Locate each line with the string "hebben" in the listing below and copy it.

--- Records shown ---

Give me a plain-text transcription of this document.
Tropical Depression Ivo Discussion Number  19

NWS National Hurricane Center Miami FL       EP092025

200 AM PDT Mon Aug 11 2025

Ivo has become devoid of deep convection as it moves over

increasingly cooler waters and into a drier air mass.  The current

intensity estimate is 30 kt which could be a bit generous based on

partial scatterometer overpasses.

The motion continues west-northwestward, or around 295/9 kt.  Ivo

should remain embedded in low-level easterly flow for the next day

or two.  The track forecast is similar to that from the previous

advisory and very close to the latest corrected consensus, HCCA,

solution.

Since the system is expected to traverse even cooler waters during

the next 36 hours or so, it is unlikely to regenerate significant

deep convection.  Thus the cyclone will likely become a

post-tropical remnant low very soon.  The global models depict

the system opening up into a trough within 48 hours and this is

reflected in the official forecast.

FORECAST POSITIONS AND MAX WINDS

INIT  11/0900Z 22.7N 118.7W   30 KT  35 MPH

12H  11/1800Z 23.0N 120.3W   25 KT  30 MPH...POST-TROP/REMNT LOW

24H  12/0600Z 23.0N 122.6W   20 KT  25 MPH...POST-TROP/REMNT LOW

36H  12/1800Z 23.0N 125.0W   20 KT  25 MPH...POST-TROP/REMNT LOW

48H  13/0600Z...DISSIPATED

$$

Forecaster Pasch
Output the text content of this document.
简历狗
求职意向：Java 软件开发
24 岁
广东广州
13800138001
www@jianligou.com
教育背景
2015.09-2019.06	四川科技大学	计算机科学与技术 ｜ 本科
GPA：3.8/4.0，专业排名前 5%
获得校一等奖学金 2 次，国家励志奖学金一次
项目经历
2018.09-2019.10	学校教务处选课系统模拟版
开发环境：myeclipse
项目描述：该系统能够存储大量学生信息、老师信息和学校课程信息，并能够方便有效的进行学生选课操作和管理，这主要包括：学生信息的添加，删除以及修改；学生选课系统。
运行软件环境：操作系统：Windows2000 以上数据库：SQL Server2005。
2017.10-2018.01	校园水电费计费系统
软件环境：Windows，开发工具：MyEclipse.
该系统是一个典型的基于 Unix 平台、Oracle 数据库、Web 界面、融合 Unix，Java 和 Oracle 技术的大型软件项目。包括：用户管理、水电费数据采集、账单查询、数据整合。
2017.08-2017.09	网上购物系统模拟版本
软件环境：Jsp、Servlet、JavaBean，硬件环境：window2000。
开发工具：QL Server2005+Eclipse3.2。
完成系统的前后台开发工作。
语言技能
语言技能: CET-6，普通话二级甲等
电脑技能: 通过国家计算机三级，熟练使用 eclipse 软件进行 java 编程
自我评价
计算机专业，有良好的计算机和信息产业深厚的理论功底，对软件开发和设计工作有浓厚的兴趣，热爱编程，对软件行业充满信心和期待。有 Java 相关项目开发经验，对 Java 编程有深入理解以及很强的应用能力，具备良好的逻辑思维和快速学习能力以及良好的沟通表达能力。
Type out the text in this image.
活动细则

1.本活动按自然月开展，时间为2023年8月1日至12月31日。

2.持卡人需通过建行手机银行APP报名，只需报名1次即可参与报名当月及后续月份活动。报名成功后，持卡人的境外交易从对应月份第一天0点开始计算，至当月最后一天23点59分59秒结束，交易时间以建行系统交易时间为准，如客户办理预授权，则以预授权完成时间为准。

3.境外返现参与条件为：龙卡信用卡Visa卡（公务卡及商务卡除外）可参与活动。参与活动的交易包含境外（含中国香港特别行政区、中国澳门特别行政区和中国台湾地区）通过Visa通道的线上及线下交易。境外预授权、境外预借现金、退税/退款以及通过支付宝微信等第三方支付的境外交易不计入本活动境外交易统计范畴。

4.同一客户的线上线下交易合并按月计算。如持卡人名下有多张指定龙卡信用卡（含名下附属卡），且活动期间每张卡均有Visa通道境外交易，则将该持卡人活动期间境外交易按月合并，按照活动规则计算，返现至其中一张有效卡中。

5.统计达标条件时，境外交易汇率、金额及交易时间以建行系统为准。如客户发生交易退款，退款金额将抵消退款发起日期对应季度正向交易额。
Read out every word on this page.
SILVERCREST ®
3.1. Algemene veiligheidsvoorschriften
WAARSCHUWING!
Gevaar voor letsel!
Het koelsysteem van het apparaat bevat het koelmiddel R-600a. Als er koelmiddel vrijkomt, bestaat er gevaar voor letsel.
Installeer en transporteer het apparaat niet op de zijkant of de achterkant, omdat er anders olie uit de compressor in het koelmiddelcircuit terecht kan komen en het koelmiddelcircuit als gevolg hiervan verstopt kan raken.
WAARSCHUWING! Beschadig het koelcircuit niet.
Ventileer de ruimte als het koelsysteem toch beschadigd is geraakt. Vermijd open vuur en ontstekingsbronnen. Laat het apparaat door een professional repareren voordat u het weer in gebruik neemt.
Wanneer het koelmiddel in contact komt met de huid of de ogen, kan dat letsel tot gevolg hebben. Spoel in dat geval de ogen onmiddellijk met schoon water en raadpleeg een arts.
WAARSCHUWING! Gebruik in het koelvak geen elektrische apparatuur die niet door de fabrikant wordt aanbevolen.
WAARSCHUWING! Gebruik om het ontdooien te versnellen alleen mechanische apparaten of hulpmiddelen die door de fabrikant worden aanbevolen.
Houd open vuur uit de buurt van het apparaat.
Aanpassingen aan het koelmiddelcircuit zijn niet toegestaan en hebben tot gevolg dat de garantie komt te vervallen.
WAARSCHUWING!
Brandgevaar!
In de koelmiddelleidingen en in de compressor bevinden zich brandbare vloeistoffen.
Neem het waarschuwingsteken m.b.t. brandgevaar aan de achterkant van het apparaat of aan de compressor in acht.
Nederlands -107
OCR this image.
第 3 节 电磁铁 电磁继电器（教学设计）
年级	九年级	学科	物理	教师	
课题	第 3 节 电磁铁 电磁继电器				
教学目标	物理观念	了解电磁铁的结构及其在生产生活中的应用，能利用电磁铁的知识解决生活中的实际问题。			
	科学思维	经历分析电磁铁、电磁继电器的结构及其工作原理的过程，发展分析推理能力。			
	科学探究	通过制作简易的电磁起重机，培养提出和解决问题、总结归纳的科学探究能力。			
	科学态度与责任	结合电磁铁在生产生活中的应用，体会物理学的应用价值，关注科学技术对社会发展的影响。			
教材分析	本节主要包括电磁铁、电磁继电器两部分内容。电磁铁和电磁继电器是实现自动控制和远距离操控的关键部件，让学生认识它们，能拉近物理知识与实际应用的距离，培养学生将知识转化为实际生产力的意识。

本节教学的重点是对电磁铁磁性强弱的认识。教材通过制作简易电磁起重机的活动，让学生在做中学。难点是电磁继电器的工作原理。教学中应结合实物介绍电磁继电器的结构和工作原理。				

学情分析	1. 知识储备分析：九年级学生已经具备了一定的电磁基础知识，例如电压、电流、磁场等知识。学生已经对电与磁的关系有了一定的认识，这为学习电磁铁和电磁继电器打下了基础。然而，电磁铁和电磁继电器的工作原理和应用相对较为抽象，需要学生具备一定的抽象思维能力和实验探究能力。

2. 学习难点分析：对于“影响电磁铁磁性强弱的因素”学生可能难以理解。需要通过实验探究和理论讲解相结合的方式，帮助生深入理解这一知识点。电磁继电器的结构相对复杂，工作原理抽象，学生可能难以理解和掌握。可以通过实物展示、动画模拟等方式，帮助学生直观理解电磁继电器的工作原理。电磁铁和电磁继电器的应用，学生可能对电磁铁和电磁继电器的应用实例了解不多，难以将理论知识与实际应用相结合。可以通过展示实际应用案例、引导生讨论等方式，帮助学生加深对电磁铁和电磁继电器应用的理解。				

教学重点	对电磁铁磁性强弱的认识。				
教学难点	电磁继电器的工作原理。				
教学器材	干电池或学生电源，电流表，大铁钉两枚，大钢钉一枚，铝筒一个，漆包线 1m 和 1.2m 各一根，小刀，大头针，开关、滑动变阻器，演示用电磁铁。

---

**Exercise solution:**
Wanneer het koelmiddel in contact komt met de huid of de ogen, kan dat letsel tot gevolg hebben. Spoel in dat geval de ogen onmiddellijk met schoon water en raadpleeg een arts.
Aanpassingen aan het koelmiddelcircuit zijn niet toegestaan en hebben tot gevolg dat de garantie komt te vervallen.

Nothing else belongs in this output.